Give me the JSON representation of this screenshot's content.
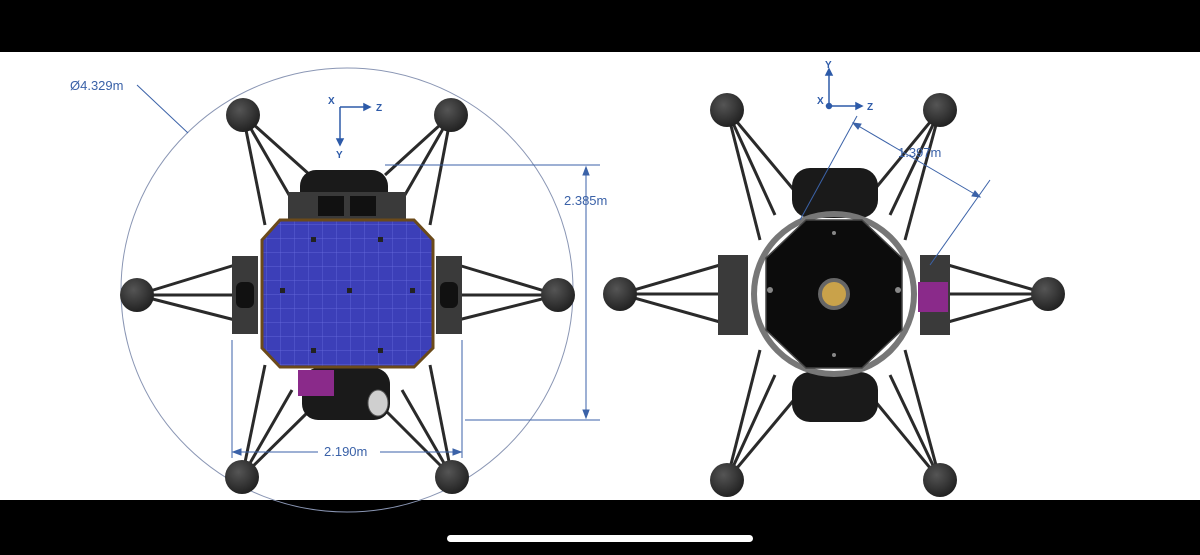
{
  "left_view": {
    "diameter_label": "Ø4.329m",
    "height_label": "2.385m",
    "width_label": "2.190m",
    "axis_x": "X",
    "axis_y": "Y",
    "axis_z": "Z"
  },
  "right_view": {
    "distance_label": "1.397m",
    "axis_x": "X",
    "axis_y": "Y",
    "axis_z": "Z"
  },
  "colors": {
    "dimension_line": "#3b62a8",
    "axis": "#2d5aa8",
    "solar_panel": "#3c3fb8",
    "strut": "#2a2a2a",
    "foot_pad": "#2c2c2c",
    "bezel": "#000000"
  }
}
++++
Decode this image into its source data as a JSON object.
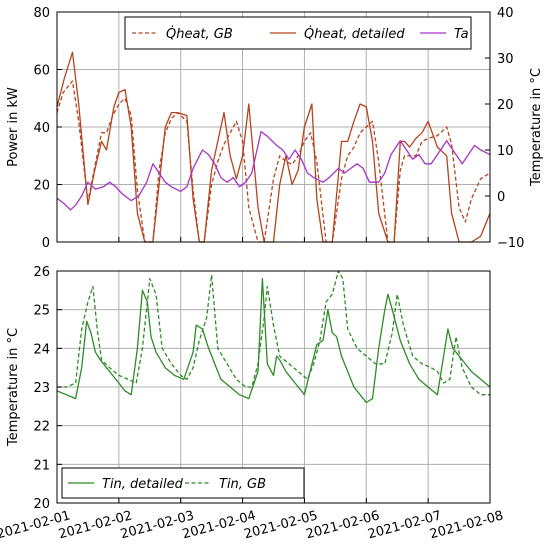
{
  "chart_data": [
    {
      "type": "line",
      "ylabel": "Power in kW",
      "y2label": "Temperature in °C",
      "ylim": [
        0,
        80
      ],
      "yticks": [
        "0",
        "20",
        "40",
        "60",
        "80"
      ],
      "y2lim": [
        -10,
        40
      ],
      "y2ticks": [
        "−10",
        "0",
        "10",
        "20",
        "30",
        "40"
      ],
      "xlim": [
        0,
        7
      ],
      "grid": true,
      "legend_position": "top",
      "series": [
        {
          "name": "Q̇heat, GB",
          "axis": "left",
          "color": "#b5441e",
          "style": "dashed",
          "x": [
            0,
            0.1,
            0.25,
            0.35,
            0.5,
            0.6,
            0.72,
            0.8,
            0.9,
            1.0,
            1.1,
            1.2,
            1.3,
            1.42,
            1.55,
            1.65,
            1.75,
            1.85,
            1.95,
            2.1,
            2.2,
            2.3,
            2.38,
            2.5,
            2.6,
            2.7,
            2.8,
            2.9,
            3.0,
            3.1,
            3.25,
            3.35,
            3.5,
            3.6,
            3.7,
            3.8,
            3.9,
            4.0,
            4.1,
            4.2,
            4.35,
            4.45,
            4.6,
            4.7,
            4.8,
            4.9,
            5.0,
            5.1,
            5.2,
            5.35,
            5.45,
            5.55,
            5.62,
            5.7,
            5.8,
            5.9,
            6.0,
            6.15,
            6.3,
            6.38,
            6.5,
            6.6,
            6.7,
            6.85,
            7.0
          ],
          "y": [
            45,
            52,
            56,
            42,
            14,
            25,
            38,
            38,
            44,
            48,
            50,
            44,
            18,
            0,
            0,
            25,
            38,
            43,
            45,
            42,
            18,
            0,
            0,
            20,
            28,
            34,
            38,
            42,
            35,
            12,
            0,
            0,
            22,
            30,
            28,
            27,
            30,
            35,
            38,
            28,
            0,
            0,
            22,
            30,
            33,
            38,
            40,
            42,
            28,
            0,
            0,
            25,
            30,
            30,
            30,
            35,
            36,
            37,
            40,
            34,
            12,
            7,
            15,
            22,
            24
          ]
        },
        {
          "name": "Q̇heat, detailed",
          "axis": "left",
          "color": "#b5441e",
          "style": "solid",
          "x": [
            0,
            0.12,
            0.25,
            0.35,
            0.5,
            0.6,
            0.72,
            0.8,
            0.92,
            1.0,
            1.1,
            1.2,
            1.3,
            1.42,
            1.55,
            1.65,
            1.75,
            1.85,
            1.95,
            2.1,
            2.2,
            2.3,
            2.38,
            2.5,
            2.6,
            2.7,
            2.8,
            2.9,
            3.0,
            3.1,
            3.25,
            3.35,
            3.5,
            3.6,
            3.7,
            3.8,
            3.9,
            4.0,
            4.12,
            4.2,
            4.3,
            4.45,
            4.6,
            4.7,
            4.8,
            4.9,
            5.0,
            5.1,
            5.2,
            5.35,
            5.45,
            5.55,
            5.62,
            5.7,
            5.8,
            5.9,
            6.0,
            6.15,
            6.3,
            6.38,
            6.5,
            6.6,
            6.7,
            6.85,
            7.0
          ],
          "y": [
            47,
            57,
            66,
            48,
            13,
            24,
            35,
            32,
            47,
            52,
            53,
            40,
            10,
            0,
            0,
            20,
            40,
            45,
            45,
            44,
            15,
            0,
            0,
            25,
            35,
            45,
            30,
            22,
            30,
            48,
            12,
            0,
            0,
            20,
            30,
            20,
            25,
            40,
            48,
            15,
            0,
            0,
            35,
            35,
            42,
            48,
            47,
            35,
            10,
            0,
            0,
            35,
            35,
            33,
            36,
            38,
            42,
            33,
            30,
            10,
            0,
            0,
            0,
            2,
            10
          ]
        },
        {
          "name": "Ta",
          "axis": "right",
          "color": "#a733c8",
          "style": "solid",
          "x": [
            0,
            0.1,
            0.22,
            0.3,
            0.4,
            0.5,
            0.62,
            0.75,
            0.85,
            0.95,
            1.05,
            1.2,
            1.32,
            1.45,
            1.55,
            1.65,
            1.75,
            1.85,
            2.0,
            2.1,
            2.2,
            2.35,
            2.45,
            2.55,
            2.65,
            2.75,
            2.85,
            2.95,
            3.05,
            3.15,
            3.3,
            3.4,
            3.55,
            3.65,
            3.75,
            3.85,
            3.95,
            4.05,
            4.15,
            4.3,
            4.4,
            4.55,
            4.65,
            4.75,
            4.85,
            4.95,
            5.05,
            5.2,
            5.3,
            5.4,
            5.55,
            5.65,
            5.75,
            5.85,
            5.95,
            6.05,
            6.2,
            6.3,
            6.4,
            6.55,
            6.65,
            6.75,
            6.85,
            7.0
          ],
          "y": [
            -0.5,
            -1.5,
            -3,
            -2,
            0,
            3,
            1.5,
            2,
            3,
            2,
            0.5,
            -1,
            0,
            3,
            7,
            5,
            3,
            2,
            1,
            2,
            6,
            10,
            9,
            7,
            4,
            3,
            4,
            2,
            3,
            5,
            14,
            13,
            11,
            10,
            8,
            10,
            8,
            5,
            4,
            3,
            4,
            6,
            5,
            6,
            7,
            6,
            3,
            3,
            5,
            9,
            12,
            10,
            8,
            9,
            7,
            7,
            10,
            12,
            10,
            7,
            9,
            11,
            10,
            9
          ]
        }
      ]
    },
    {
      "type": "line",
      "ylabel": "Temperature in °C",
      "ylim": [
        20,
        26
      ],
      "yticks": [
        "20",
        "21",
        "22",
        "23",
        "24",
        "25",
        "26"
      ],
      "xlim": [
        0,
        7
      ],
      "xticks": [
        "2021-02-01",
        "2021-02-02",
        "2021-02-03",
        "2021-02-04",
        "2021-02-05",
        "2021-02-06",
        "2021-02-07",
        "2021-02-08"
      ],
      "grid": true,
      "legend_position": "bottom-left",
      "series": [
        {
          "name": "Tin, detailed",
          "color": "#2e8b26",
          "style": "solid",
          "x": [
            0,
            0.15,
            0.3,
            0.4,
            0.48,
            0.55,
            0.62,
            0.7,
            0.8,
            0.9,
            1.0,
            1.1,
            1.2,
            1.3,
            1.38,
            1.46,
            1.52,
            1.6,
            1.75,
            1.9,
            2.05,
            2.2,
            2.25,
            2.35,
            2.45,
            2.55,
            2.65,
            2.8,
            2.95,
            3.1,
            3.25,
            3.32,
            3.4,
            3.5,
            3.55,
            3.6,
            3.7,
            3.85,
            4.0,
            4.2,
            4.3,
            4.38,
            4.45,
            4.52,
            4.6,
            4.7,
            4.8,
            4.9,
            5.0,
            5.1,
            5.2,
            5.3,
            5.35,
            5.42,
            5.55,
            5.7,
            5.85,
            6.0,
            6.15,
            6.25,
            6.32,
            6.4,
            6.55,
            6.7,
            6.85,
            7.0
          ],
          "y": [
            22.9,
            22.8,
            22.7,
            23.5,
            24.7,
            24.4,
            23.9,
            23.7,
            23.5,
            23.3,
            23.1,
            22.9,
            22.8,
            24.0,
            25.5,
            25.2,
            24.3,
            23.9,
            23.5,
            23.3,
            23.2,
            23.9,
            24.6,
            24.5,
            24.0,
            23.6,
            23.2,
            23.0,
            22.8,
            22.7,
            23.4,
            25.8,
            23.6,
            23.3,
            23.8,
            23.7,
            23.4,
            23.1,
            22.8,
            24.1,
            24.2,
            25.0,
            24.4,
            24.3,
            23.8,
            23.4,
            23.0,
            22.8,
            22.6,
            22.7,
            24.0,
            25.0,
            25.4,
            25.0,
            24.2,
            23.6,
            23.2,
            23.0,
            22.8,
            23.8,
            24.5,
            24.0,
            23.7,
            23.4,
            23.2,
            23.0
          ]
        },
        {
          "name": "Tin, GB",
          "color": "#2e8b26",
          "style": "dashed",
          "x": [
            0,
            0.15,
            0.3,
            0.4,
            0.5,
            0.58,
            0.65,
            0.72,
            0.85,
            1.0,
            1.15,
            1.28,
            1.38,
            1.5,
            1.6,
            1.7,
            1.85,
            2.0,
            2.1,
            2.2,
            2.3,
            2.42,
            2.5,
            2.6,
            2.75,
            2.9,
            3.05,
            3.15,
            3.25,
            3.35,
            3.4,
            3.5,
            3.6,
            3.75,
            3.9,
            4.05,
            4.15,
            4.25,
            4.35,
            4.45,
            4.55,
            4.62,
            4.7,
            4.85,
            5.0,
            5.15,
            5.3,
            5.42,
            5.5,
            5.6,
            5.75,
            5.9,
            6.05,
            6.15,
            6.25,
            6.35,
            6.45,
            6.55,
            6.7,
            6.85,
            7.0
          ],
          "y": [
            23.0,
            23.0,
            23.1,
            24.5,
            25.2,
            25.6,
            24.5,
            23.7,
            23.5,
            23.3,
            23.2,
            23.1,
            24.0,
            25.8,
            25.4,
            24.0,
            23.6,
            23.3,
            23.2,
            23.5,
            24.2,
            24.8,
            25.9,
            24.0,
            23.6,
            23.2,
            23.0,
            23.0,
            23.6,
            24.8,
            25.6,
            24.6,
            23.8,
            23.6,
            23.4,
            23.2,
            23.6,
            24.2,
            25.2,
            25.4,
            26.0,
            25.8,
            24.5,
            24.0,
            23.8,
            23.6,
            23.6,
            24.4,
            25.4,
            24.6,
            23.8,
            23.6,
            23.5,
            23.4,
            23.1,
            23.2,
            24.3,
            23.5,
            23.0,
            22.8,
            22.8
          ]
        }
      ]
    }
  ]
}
++++
Task instructions:
Take every line containing the word "detailed" and copy it.

Expected answer:
          "name": "Q̇heat, detailed",
          "name": "Tin, detailed",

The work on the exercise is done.